DATA SUPPLIED:

>>>>>

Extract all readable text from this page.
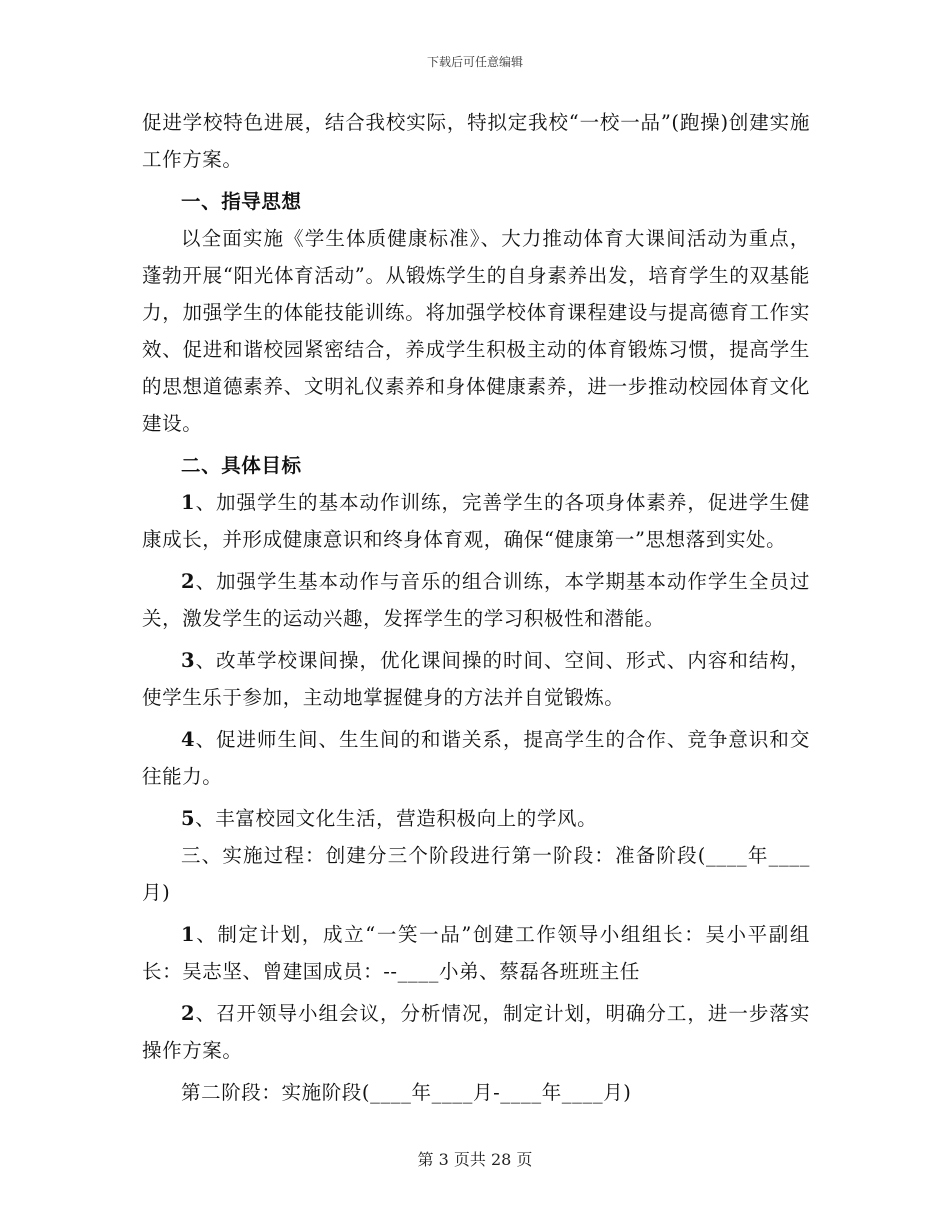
下载后可任意编辑

促进学校特色进展，结合我校实际，特拟定我校“一校一品”(跑操)创建实施工作方案。

一、指导思想

以全面实施《学生体质健康标准》、大力推动体育大课间活动为重点，蓬勃开展“阳光体育活动”。从锻炼学生的自身素养出发，培育学生的双基能力，加强学生的体能技能训练。将加强学校体育课程建设与提高德育工作实效、促进和谐校园紧密结合，养成学生积极主动的体育锻炼习惯，提高学生的思想道德素养、文明礼仪素养和身体健康素养，进一步推动校园体育文化建设。

二、具体目标

1、加强学生的基本动作训练，完善学生的各项身体素养，促进学生健康成长，并形成健康意识和终身体育观，确保“健康第一”思想落到实处。

2、加强学生基本动作与音乐的组合训练，本学期基本动作学生全员过关，激发学生的运动兴趣，发挥学生的学习积极性和潜能。

3、改革学校课间操，优化课间操的时间、空间、形式、内容和结构，使学生乐于参加，主动地掌握健身的方法并自觉锻炼。

4、促进师生间、生生间的和谐关系，提高学生的合作、竞争意识和交往能力。

5、丰富校园文化生活，营造积极向上的学风。

三、实施过程：创建分三个阶段进行第一阶段：准备阶段(____年____月)

1、制定计划，成立“一笑一品”创建工作领导小组组长：吴小平副组长：吴志坚、曾建国成员：--____小弟、蔡磊各班班主任

2、召开领导小组会议，分析情况，制定计划，明确分工，进一步落实操作方案。

第二阶段：实施阶段(____年____月-____年____月)

第 3 页共 28 页
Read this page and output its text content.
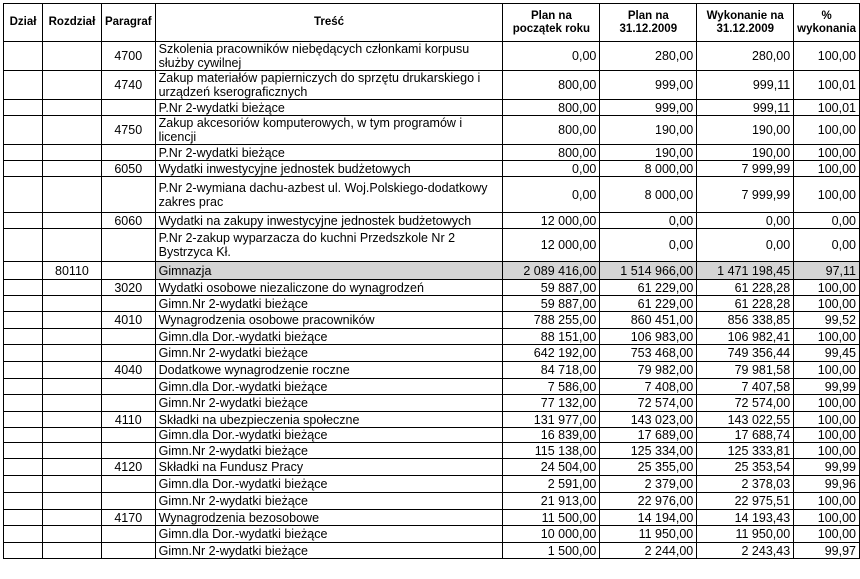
Dział	Rozdział	Paragraf	Treść	Plan na początek roku	Plan na 31.12.2009	Wykonanie na 31.12.2009	% wykonania
		4700	Szkolenia pracowników niebędących członkami korpusu służby cywilnej	0,00	280,00	280,00	100,00
		4740	Zakup materiałów papierniczych do sprzętu drukarskiego i urządzeń kserograficznych	800,00	999,00	999,11	100,01
			P.Nr 2-wydatki bieżące	800,00	999,00	999,11	100,01
		4750	Zakup akcesoriów komputerowych, w tym programów i licencji	800,00	190,00	190,00	100,00
			P.Nr 2-wydatki bieżące	800,00	190,00	190,00	100,00
		6050	Wydatki inwestycyjne jednostek budżetowych	0,00	8 000,00	7 999,99	100,00
			P.Nr 2-wymiana dachu-azbest ul. Woj.Polskiego-dodatkowy zakres prac	0,00	8 000,00	7 999,99	100,00
		6060	Wydatki na zakupy inwestycyjne jednostek budżetowych	12 000,00	0,00	0,00	0,00
			P.Nr 2-zakup wyparzacza do kuchni Przedszkole Nr 2 Bystrzyca Kł.	12 000,00	0,00	0,00	0,00
	80110		Gimnazja	2 089 416,00	1 514 966,00	1 471 198,45	97,11
		3020	Wydatki osobowe niezaliczone do wynagrodzeń	59 887,00	61 229,00	61 228,28	100,00
			Gimn.Nr 2-wydatki bieżące	59 887,00	61 229,00	61 228,28	100,00
		4010	Wynagrodzenia osobowe pracowników	788 255,00	860 451,00	856 338,85	99,52
			Gimn.dla Dor.-wydatki bieżące	88 151,00	106 983,00	106 982,41	100,00
			Gimn.Nr 2-wydatki bieżące	642 192,00	753 468,00	749 356,44	99,45
		4040	Dodatkowe wynagrodzenie roczne	84 718,00	79 982,00	79 981,58	100,00
			Gimn.dla Dor.-wydatki bieżące	7 586,00	7 408,00	7 407,58	99,99
			Gimn.Nr 2-wydatki bieżące	77 132,00	72 574,00	72 574,00	100,00
		4110	Składki na ubezpieczenia społeczne	131 977,00	143 023,00	143 022,55	100,00
			Gimn.dla Dor.-wydatki bieżące	16 839,00	17 689,00	17 688,74	100,00
			Gimn.Nr 2-wydatki bieżące	115 138,00	125 334,00	125 333,81	100,00
		4120	Składki na Fundusz Pracy	24 504,00	25 355,00	25 353,54	99,99
			Gimn.dla Dor.-wydatki bieżące	2 591,00	2 379,00	2 378,03	99,96
			Gimn.Nr 2-wydatki bieżące	21 913,00	22 976,00	22 975,51	100,00
		4170	Wynagrodzenia bezosobowe	11 500,00	14 194,00	14 193,43	100,00
			Gimn.dla Dor.-wydatki bieżące	10 000,00	11 950,00	11 950,00	100,00
			Gimn.Nr 2-wydatki bieżące	1 500,00	2 244,00	2 243,43	99,97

<<<<<

TASK: Copy each line above containing the string "budżetowych".

REPLY:
		6050	Wydatki inwestycyjne jednostek budżetowych	0,00	8 000,00	7 999,99	100,00
		6060	Wydatki na zakupy inwestycyjne jednostek budżetowych	12 000,00	0,00	0,00	0,00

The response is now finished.